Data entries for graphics
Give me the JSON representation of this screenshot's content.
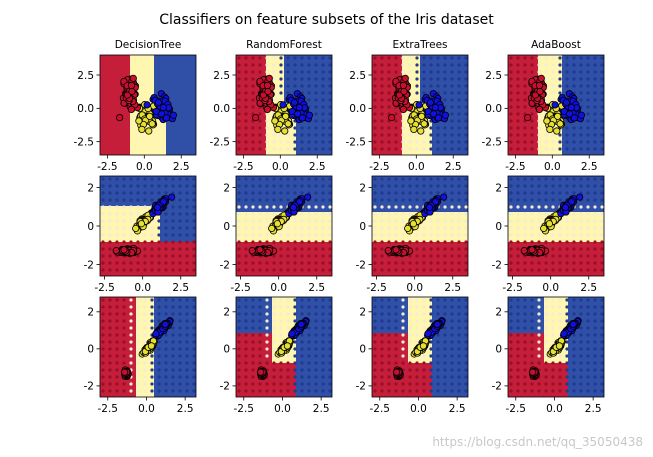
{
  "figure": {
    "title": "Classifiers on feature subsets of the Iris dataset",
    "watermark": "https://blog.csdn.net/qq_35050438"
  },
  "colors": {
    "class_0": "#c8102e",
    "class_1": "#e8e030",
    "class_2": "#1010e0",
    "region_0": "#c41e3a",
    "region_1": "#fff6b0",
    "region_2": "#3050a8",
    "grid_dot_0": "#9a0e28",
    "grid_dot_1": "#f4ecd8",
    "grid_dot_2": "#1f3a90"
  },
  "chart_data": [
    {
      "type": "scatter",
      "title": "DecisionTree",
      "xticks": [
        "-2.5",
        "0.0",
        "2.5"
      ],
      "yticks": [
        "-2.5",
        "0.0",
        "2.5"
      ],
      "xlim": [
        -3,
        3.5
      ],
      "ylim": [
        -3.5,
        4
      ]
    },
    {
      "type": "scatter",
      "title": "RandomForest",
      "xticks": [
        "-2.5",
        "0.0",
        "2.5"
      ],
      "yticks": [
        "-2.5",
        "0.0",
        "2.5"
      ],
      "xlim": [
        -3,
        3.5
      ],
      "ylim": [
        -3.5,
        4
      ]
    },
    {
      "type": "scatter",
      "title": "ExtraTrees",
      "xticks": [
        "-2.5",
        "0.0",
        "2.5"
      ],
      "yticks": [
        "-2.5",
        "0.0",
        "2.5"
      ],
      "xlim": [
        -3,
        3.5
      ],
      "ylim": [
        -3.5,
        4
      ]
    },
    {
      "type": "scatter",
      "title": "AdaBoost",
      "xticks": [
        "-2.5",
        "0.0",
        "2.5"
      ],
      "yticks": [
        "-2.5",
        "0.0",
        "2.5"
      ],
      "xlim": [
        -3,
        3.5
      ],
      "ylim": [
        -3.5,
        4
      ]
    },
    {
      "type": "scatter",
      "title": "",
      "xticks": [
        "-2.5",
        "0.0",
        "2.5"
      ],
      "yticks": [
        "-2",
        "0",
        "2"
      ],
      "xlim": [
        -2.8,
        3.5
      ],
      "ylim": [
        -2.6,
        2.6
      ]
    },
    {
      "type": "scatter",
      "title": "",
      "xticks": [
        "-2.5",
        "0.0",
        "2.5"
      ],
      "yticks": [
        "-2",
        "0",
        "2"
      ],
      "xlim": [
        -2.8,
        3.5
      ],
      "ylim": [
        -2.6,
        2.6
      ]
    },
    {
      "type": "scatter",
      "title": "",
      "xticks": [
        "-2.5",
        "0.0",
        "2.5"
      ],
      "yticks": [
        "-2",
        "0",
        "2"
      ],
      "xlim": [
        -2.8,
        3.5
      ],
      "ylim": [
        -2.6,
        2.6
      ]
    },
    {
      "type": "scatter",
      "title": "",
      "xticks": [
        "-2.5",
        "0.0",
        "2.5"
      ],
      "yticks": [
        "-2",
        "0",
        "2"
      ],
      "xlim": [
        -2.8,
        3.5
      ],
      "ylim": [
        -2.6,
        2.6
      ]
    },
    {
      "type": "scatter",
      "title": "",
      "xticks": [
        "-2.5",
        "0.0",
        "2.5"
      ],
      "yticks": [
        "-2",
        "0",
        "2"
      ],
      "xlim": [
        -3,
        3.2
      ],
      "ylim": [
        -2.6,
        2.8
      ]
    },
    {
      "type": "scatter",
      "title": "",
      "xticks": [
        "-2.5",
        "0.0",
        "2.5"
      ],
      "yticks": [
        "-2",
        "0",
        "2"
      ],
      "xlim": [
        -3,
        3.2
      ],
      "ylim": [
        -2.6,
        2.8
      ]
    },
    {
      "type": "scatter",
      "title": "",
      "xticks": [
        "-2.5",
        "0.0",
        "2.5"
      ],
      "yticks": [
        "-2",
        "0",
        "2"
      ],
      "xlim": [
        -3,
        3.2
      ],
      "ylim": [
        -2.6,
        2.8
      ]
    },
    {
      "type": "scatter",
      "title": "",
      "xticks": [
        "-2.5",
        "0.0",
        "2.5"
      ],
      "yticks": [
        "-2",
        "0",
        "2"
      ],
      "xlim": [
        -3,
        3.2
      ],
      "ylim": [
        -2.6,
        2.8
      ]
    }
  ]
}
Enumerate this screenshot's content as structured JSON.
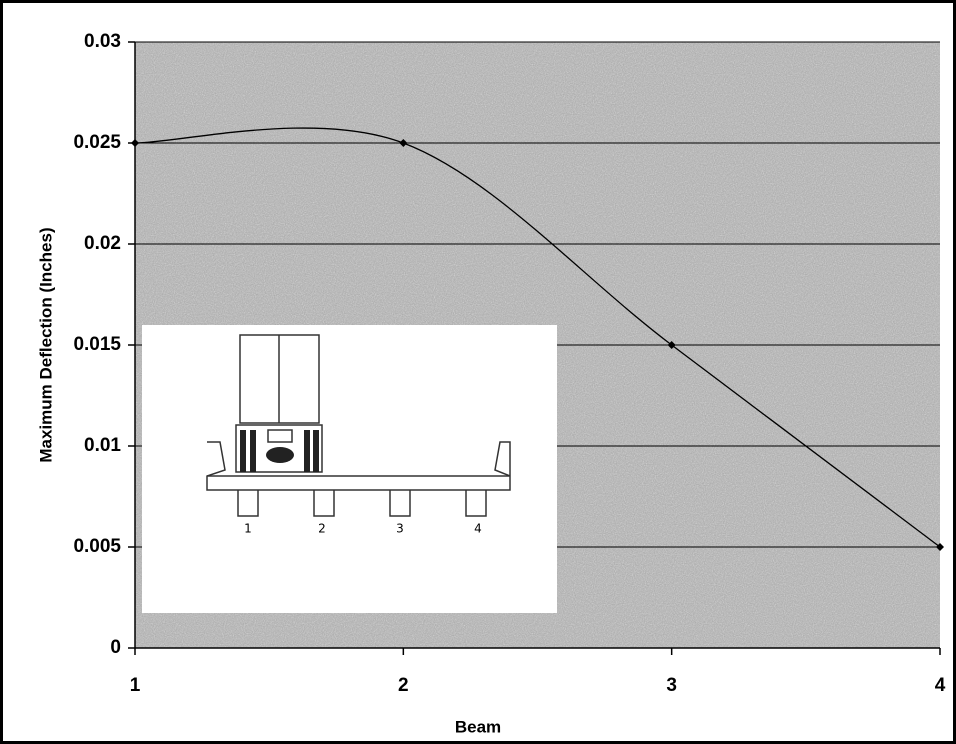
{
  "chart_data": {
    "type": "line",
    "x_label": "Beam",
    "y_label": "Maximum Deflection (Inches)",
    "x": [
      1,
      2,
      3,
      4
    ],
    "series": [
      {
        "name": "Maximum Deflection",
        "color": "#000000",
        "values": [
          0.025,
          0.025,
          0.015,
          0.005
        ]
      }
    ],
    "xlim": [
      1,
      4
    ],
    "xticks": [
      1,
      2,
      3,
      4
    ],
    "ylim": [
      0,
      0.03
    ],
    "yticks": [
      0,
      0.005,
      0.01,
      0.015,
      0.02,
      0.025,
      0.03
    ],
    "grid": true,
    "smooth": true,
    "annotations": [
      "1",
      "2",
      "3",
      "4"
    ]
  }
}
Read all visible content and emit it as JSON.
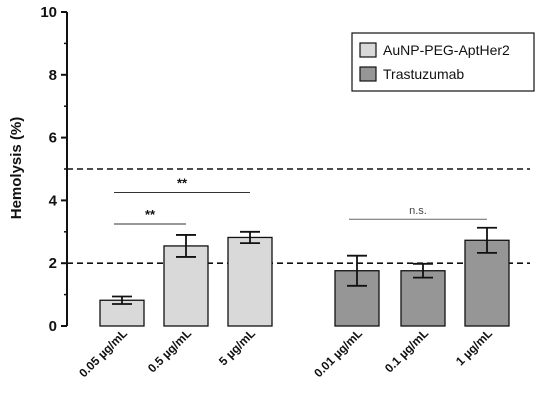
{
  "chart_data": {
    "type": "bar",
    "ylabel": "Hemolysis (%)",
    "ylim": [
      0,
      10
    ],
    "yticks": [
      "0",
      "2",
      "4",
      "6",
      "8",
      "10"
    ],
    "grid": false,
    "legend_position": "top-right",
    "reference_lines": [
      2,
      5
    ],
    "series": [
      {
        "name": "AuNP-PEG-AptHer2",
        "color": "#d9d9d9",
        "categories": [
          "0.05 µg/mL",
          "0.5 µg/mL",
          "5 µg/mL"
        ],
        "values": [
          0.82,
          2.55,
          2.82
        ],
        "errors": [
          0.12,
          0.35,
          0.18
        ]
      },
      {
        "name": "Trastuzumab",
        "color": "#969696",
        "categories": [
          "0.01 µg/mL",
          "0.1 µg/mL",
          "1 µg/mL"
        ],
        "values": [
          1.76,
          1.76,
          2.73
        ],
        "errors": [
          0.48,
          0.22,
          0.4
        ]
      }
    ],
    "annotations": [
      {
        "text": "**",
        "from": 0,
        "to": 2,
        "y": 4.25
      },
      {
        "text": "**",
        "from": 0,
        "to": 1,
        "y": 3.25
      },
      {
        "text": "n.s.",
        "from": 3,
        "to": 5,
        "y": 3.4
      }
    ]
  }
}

→ AIM OF THE EXERCISE
Pull out every line above that holds the word "Maximum".

→ SOLUTION BELOW
    "y_label": "Maximum Deflection (Inches)",
        "name": "Maximum Deflection",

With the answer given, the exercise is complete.